Collected data entries:
________________________

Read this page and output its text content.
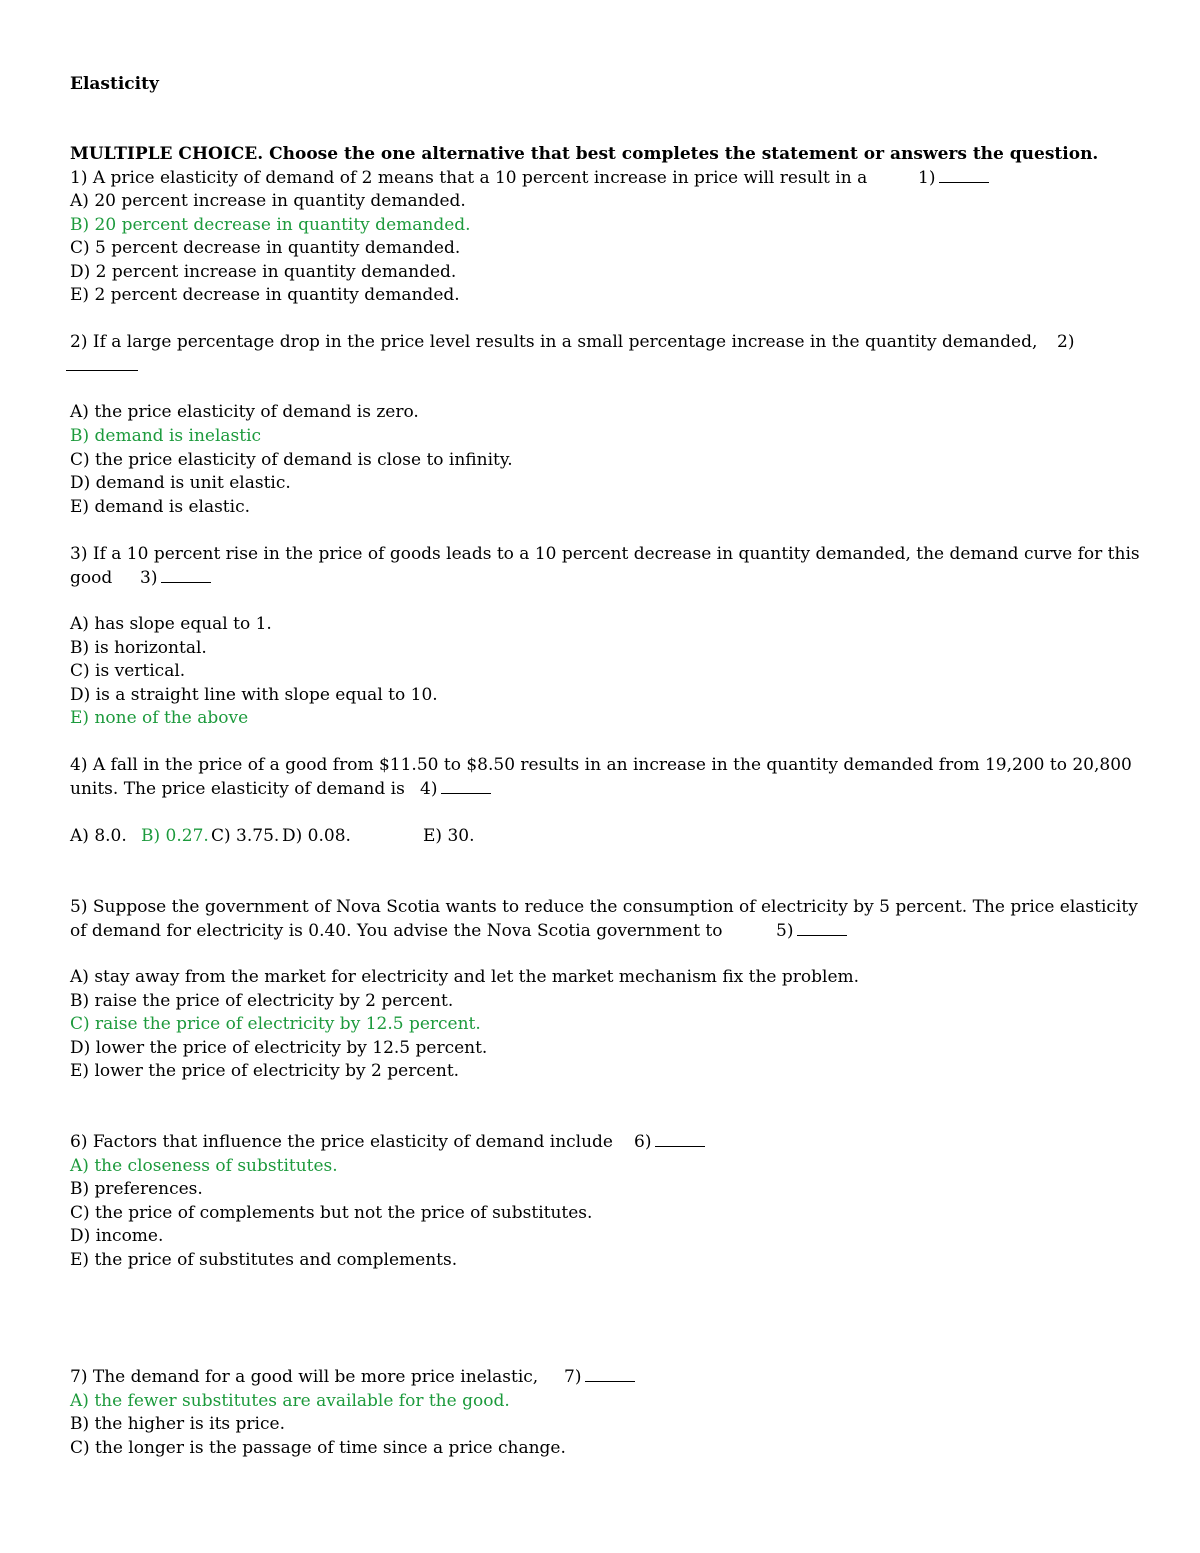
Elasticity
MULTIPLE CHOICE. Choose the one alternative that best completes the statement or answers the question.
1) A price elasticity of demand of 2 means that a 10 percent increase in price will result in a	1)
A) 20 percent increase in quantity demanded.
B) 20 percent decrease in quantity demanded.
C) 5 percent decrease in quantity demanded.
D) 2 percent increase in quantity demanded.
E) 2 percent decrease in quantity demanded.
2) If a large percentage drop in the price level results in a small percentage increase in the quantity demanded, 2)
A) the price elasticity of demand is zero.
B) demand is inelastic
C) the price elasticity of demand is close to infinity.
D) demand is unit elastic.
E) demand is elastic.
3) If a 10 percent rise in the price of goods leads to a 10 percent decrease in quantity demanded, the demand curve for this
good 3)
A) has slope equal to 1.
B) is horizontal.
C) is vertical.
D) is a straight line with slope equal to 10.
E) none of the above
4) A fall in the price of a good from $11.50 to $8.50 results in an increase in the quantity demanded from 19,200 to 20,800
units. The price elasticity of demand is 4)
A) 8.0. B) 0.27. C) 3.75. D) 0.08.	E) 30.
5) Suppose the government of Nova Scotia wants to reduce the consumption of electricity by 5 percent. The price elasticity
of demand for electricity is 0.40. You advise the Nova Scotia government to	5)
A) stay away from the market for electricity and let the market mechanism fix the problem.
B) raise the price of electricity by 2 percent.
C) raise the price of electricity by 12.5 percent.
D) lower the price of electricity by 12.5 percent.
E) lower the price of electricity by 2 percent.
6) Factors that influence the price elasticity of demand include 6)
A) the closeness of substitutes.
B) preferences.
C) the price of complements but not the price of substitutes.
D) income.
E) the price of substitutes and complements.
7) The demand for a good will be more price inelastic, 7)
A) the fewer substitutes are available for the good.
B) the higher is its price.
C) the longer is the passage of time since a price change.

________________________

- _Exercise_: Leave out the pictures and retype every line above exactly.

- _Task answer_:
Read this page and output its text content.
Elasticity
MULTIPLE CHOICE. Choose the one alternative that best completes the statement or answers the question.
1) A price elasticity of demand of 2 means that a 10 percent increase in price will result in a	1)
A) 20 percent increase in quantity demanded.
B) 20 percent decrease in quantity demanded.
C) 5 percent decrease in quantity demanded.
D) 2 percent increase in quantity demanded.
E) 2 percent decrease in quantity demanded.
2) If a large percentage drop in the price level results in a small percentage increase in the quantity demanded, 2)
A) the price elasticity of demand is zero.
B) demand is inelastic
C) the price elasticity of demand is close to infinity.
D) demand is unit elastic.
E) demand is elastic.
3) If a 10 percent rise in the price of goods leads to a 10 percent decrease in quantity demanded, the demand curve for this
good 3)
A) has slope equal to 1.
B) is horizontal.
C) is vertical.
D) is a straight line with slope equal to 10.
E) none of the above
4) A fall in the price of a good from $11.50 to $8.50 results in an increase in the quantity demanded from 19,200 to 20,800
units. The price elasticity of demand is 4)
A) 8.0. B) 0.27. C) 3.75. D) 0.08.	E) 30.
5) Suppose the government of Nova Scotia wants to reduce the consumption of electricity by 5 percent. The price elasticity
of demand for electricity is 0.40. You advise the Nova Scotia government to	5)
A) stay away from the market for electricity and let the market mechanism fix the problem.
B) raise the price of electricity by 2 percent.
C) raise the price of electricity by 12.5 percent.
D) lower the price of electricity by 12.5 percent.
E) lower the price of electricity by 2 percent.
6) Factors that influence the price elasticity of demand include 6)
A) the closeness of substitutes.
B) preferences.
C) the price of complements but not the price of substitutes.
D) income.
E) the price of substitutes and complements.
7) The demand for a good will be more price inelastic, 7)
A) the fewer substitutes are available for the good.
B) the higher is its price.
C) the longer is the passage of time since a price change.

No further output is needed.